** start of Input data **

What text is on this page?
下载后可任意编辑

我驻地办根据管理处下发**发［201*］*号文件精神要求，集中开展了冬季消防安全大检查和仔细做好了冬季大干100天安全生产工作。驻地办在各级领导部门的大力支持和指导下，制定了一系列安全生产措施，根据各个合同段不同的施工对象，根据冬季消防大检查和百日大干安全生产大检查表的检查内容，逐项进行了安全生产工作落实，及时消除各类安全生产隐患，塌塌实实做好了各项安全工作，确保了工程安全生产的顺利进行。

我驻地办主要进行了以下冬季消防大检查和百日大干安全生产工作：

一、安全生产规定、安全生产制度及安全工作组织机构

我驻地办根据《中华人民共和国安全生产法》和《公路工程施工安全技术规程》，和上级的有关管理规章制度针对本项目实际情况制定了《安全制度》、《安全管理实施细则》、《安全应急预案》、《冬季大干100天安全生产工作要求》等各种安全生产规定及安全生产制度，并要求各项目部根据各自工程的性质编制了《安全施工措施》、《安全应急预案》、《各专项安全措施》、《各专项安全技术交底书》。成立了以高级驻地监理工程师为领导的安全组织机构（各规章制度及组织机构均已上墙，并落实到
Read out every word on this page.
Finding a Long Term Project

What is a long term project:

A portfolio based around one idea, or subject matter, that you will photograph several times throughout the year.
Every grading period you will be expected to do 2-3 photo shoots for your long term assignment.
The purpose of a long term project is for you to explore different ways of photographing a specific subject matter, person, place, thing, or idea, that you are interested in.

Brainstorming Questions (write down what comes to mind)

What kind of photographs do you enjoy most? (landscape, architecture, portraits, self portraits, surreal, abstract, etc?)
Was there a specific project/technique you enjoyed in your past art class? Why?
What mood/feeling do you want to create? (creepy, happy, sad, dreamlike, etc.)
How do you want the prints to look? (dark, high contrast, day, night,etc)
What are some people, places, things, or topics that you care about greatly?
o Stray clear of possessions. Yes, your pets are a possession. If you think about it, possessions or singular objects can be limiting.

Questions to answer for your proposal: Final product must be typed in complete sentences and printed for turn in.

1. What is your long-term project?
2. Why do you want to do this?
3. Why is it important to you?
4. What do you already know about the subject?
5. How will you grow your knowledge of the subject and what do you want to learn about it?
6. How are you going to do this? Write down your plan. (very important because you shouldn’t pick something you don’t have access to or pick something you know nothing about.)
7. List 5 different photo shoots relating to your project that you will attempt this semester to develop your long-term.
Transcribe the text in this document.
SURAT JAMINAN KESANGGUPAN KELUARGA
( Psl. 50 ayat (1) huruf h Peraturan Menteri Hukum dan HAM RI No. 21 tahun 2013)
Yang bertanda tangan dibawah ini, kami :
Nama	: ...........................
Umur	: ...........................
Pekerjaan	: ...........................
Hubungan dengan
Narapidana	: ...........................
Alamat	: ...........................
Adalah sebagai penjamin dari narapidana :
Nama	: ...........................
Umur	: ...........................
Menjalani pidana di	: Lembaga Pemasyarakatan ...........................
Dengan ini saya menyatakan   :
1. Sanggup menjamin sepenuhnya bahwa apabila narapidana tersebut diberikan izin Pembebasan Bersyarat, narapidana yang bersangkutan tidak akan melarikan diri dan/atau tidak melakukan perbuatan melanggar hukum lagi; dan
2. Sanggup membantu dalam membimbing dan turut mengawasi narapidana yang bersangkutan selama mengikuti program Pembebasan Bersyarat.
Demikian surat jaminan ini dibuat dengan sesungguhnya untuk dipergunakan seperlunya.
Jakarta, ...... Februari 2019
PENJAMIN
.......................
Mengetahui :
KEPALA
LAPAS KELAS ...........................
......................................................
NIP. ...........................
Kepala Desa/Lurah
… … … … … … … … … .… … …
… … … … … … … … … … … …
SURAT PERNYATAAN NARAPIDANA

** end of Input data **

# What is being asked
Give an exact copy of all the data shown above.

# Answer to this exercise
What text is on this page?
下载后可任意编辑

我驻地办根据管理处下发**发［201*］*号文件精神要求，集中开展了冬季消防安全大检查和仔细做好了冬季大干100天安全生产工作。驻地办在各级领导部门的大力支持和指导下，制定了一系列安全生产措施，根据各个合同段不同的施工对象，根据冬季消防大检查和百日大干安全生产大检查表的检查内容，逐项进行了安全生产工作落实，及时消除各类安全生产隐患，塌塌实实做好了各项安全工作，确保了工程安全生产的顺利进行。

我驻地办主要进行了以下冬季消防大检查和百日大干安全生产工作：

一、安全生产规定、安全生产制度及安全工作组织机构

我驻地办根据《中华人民共和国安全生产法》和《公路工程施工安全技术规程》，和上级的有关管理规章制度针对本项目实际情况制定了《安全制度》、《安全管理实施细则》、《安全应急预案》、《冬季大干100天安全生产工作要求》等各种安全生产规定及安全生产制度，并要求各项目部根据各自工程的性质编制了《安全施工措施》、《安全应急预案》、《各专项安全措施》、《各专项安全技术交底书》。成立了以高级驻地监理工程师为领导的安全组织机构（各规章制度及组织机构均已上墙，并落实到
Read out every word on this page.
Finding a Long Term Project

What is a long term project:

A portfolio based around one idea, or subject matter, that you will photograph several times throughout the year.
Every grading period you will be expected to do 2-3 photo shoots for your long term assignment.
The purpose of a long term project is for you to explore different ways of photographing a specific subject matter, person, place, thing, or idea, that you are interested in.

Brainstorming Questions (write down what comes to mind)

What kind of photographs do you enjoy most? (landscape, architecture, portraits, self portraits, surreal, abstract, etc?)
Was there a specific project/technique you enjoyed in your past art class? Why?
What mood/feeling do you want to create? (creepy, happy, sad, dreamlike, etc.)
How do you want the prints to look? (dark, high contrast, day, night,etc)
What are some people, places, things, or topics that you care about greatly?
o Stray clear of possessions. Yes, your pets are a possession. If you think about it, possessions or singular objects can be limiting.

Questions to answer for your proposal: Final product must be typed in complete sentences and printed for turn in.

1. What is your long-term project?
2. Why do you want to do this?
3. Why is it important to you?
4. What do you already know about the subject?
5. How will you grow your knowledge of the subject and what do you want to learn about it?
6. How are you going to do this? Write down your plan. (very important because you shouldn’t pick something you don’t have access to or pick something you know nothing about.)
7. List 5 different photo shoots relating to your project that you will attempt this semester to develop your long-term.
Transcribe the text in this document.
SURAT JAMINAN KESANGGUPAN KELUARGA
( Psl. 50 ayat (1) huruf h Peraturan Menteri Hukum dan HAM RI No. 21 tahun 2013)
Yang bertanda tangan dibawah ini, kami :
Nama	: ...........................
Umur	: ...........................
Pekerjaan	: ...........................
Hubungan dengan
Narapidana	: ...........................
Alamat	: ...........................
Adalah sebagai penjamin dari narapidana :
Nama	: ...........................
Umur	: ...........................
Menjalani pidana di	: Lembaga Pemasyarakatan ...........................
Dengan ini saya menyatakan   :
1. Sanggup menjamin sepenuhnya bahwa apabila narapidana tersebut diberikan izin Pembebasan Bersyarat, narapidana yang bersangkutan tidak akan melarikan diri dan/atau tidak melakukan perbuatan melanggar hukum lagi; dan
2. Sanggup membantu dalam membimbing dan turut mengawasi narapidana yang bersangkutan selama mengikuti program Pembebasan Bersyarat.
Demikian surat jaminan ini dibuat dengan sesungguhnya untuk dipergunakan seperlunya.
Jakarta, ...... Februari 2019
PENJAMIN
.......................
Mengetahui :
KEPALA
LAPAS KELAS ...........................
......................................................
NIP. ...........................
Kepala Desa/Lurah
… … … … … … … … … .… … …
… … … … … … … … … … … …
SURAT PERNYATAAN NARAPIDANA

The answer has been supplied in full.